EXERCISE DESCRIPTION ::
In the rows from the line containing "Detect and localize" through the line containing "- action-link[interactable]: flag: [647, 390, 680, 414]", change every "author-name" to "user-name" and reproduce only those lines with no other edits.

^^^^

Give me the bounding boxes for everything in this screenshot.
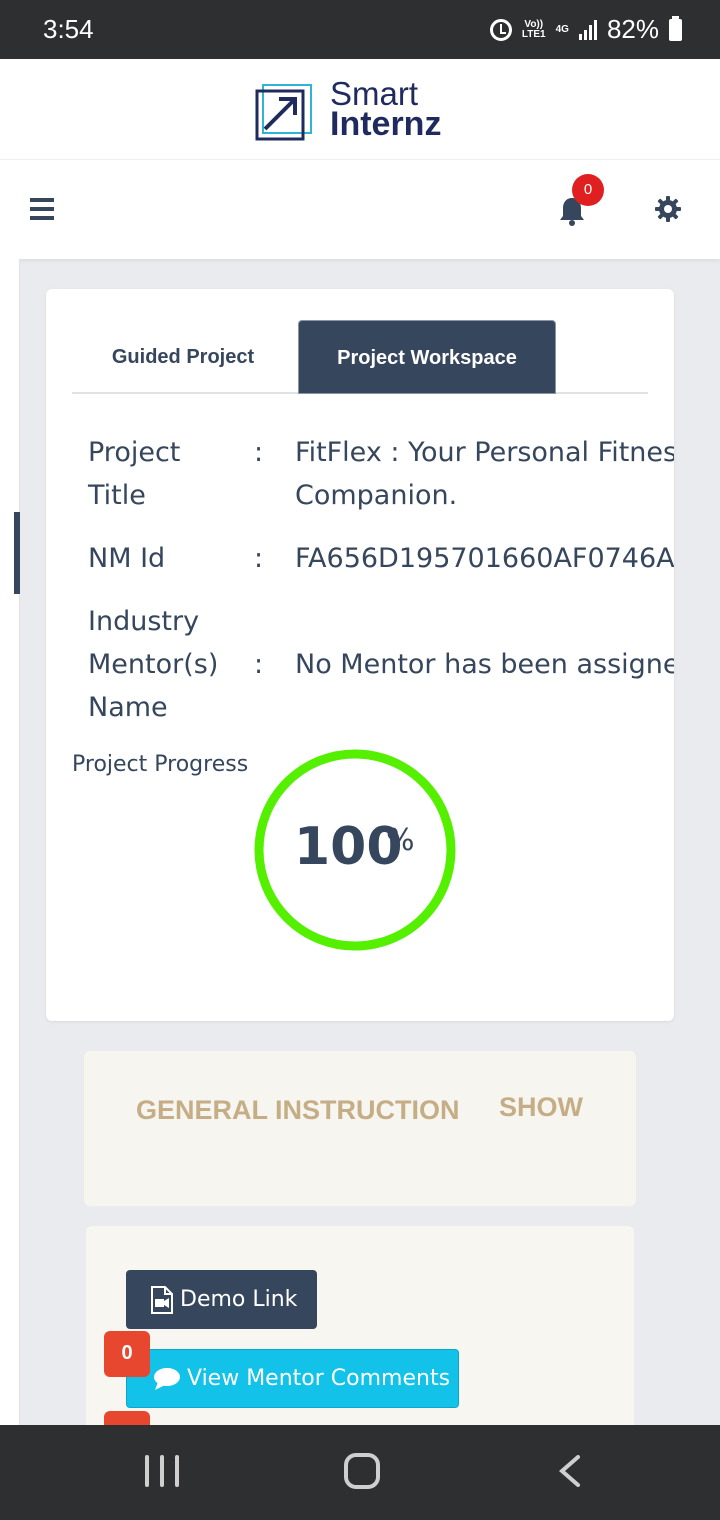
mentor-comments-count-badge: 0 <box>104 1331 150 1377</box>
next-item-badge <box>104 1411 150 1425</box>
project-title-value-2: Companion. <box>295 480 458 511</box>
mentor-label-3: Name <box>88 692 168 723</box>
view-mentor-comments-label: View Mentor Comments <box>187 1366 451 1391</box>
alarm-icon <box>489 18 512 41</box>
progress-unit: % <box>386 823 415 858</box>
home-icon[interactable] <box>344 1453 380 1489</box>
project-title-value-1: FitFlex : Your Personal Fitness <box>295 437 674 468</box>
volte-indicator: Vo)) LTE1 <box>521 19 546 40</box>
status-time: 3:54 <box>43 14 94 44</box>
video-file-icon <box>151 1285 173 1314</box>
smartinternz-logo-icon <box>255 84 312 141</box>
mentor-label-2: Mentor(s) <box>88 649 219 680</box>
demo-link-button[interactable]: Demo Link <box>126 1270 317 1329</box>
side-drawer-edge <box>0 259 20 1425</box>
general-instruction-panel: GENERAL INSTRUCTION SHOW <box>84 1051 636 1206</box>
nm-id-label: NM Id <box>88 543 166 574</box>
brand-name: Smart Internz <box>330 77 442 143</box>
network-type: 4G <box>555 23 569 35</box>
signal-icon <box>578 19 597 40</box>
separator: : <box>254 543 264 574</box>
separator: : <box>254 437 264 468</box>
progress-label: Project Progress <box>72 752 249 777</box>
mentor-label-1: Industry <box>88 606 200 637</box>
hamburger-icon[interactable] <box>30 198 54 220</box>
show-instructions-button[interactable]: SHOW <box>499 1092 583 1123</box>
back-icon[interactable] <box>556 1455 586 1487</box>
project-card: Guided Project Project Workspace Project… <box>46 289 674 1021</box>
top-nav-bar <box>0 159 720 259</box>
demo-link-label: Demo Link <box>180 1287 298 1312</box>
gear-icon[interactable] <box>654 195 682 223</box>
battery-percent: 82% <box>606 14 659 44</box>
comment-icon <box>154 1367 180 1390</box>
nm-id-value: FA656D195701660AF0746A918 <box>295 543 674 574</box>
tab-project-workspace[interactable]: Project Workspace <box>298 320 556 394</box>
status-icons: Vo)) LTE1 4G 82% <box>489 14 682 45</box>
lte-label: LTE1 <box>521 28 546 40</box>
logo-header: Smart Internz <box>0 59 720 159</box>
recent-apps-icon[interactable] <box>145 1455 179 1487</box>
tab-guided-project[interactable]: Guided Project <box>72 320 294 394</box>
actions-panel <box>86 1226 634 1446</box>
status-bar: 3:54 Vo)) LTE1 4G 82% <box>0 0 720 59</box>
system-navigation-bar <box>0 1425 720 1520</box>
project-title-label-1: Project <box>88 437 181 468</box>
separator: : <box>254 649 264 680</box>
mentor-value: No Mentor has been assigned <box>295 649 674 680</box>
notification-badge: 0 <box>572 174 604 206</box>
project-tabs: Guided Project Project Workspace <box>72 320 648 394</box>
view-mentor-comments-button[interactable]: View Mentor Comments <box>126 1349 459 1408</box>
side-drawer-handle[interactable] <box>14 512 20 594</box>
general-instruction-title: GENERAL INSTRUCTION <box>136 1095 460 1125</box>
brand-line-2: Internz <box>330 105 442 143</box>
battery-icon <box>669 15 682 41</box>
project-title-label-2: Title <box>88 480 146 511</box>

^^^^

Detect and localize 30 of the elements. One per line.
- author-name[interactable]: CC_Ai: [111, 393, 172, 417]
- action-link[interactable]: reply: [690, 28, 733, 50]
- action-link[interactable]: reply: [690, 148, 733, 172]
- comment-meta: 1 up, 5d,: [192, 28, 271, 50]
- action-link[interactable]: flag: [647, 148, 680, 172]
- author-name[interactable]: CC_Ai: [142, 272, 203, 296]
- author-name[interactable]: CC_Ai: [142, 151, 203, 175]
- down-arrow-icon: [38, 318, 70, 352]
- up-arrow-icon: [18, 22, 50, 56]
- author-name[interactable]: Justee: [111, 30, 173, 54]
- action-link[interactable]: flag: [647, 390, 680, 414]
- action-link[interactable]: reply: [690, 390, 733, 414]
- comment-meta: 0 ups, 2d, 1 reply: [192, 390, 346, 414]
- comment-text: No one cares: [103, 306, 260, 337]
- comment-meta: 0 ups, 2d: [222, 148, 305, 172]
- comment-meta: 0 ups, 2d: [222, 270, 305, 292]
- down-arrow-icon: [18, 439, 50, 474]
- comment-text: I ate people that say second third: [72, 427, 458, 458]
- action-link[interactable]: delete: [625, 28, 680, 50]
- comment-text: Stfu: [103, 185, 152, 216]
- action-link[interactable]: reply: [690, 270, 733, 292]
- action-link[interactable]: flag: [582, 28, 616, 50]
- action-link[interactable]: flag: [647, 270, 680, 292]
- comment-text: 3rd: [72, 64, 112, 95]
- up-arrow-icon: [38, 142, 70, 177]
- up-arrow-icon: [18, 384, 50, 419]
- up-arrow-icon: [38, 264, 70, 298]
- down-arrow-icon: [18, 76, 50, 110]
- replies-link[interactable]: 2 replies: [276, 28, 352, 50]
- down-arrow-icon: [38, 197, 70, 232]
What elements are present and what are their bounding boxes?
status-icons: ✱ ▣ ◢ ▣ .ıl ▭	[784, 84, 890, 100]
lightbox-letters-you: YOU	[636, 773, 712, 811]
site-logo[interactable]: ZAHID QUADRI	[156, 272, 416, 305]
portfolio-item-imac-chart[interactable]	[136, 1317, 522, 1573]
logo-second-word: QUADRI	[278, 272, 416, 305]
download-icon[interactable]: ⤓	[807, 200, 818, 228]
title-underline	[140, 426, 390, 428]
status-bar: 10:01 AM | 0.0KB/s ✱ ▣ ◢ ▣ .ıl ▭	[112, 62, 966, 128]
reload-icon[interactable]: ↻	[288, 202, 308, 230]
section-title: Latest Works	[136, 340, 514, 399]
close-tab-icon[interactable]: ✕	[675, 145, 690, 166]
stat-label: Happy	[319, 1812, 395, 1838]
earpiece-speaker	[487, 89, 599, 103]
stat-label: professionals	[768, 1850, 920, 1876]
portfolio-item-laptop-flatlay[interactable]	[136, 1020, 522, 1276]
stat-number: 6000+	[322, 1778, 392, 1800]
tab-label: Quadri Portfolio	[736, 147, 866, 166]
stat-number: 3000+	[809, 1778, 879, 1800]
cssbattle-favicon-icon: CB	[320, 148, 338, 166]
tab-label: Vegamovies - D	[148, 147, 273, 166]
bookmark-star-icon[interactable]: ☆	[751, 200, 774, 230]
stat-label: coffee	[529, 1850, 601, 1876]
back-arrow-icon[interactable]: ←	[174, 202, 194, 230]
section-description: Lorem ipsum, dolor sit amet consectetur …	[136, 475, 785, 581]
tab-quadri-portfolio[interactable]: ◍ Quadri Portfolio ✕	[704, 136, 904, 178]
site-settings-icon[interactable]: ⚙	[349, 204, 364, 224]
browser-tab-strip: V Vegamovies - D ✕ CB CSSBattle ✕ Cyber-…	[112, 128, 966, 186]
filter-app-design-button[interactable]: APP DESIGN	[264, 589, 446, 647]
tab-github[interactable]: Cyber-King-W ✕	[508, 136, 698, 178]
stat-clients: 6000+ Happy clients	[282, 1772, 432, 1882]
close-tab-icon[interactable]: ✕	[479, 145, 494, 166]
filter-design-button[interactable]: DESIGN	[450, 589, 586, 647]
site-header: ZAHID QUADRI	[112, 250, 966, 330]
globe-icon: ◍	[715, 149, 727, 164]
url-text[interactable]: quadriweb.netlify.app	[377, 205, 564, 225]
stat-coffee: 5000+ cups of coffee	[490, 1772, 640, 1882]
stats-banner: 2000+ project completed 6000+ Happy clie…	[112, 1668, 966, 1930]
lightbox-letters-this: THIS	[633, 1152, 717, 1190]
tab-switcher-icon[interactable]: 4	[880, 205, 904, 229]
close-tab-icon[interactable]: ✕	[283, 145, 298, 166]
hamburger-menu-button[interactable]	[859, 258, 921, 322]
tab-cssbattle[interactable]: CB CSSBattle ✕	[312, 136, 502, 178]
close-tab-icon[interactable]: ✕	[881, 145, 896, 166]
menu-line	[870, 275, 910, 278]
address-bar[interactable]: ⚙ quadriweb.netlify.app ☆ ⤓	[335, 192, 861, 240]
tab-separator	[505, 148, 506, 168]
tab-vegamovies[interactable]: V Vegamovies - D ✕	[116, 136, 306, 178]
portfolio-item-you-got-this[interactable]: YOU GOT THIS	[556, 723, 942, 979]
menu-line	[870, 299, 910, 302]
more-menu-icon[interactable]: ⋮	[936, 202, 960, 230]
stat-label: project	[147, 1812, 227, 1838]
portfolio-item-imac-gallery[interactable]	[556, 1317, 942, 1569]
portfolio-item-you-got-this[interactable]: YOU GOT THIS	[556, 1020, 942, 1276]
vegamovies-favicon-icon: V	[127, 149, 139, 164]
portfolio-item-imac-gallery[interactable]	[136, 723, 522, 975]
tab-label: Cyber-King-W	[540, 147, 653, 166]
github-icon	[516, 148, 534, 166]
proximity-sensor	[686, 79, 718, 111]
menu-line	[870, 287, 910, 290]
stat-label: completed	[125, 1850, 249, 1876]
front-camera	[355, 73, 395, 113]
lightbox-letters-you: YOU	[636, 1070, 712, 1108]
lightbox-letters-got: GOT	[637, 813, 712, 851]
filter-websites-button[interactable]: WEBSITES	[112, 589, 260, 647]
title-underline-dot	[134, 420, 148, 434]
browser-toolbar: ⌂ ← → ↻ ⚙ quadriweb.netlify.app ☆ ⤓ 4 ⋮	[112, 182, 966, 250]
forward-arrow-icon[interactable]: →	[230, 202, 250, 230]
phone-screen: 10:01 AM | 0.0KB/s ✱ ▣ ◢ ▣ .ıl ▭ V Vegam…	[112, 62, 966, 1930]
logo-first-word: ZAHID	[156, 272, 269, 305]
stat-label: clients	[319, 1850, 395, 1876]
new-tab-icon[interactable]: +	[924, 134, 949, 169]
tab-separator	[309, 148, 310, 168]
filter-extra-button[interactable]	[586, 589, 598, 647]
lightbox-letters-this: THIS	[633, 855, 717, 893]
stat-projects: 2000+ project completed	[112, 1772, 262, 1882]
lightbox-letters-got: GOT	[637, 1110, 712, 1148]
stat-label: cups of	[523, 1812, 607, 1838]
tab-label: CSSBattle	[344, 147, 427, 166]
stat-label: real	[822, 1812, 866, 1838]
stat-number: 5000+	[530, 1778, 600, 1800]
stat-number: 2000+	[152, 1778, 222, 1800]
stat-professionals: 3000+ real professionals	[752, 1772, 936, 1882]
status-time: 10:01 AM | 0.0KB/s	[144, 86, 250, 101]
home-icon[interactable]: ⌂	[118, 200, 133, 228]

^^^^

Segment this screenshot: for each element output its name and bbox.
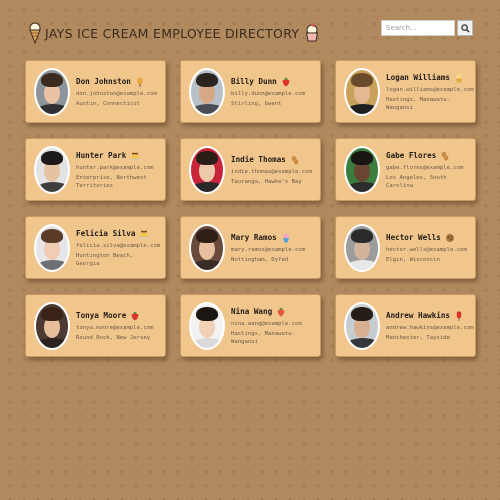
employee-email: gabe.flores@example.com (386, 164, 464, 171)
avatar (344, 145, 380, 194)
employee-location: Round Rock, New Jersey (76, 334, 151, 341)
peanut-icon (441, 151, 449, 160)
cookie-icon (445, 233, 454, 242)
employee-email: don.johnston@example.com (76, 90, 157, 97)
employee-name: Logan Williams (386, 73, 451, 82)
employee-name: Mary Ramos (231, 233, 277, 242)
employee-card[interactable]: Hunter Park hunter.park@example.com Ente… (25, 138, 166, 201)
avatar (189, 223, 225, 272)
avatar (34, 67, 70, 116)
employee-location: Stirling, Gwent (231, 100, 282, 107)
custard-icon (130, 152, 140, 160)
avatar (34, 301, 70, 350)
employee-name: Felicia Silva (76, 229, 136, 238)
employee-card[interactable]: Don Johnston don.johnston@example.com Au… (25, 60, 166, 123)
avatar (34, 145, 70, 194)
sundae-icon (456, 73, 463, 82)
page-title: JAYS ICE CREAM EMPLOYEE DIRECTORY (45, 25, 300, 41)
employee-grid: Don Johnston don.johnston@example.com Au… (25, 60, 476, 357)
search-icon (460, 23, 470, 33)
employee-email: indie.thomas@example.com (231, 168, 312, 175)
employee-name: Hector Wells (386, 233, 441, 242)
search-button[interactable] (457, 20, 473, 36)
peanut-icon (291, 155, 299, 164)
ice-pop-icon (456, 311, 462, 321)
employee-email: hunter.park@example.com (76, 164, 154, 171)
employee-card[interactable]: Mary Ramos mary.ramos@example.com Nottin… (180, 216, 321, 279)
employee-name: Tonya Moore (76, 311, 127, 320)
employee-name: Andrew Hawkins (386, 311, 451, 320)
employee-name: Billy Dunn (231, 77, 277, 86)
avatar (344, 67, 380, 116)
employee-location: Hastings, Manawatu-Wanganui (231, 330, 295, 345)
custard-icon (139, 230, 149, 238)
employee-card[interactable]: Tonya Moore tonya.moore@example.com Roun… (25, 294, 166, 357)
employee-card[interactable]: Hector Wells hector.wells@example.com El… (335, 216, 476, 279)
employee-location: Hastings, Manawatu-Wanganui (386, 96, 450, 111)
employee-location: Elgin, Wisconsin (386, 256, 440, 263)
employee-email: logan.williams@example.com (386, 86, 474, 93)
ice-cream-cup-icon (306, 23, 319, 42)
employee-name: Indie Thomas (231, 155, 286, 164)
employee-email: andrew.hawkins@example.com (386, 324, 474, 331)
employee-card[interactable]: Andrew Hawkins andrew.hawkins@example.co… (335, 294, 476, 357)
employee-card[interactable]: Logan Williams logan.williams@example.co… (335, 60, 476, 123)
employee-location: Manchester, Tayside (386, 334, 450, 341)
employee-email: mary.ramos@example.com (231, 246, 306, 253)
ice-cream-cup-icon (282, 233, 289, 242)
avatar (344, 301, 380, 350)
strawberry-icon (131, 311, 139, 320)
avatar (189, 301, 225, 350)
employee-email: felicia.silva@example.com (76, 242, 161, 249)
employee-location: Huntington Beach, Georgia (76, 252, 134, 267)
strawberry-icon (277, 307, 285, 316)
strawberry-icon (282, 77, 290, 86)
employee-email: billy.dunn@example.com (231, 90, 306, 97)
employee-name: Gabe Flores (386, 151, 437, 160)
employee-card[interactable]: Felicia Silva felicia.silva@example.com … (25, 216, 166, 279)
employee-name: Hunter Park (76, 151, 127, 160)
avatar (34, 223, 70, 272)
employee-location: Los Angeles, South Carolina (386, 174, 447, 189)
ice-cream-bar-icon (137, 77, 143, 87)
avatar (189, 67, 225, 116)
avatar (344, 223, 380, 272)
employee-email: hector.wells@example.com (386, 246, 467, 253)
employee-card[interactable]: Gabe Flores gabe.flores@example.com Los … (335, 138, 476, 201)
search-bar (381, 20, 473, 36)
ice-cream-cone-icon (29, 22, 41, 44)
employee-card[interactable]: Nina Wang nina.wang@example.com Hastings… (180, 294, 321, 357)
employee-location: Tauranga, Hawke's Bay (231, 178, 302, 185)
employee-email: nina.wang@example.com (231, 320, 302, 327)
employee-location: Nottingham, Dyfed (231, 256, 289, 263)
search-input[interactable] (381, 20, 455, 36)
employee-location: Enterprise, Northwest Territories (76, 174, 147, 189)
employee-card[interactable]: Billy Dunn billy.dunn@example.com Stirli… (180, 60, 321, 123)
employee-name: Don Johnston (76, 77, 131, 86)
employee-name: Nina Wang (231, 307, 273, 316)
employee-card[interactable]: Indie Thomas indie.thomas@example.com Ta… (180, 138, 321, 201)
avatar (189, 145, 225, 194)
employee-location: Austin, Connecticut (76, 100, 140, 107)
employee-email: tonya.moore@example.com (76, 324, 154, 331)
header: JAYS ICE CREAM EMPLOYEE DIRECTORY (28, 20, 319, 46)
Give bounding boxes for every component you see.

^^^^

TASK OUTPUT ::
Detect and localize 30 of the elements. One per line.
- user-name[interactable]: CC_Ai: [111, 393, 172, 417]
- action-link[interactable]: reply: [690, 28, 733, 50]
- action-link[interactable]: reply: [690, 148, 733, 172]
- comment-meta: 1 up, 5d,: [192, 28, 271, 50]
- action-link[interactable]: flag: [647, 148, 680, 172]
- user-name[interactable]: CC_Ai: [142, 272, 203, 296]
- user-name[interactable]: CC_Ai: [142, 151, 203, 175]
- down-arrow-icon: [38, 318, 70, 352]
- up-arrow-icon: [18, 22, 50, 56]
- user-name[interactable]: Justee: [111, 30, 173, 54]
- action-link[interactable]: flag: [647, 390, 680, 414]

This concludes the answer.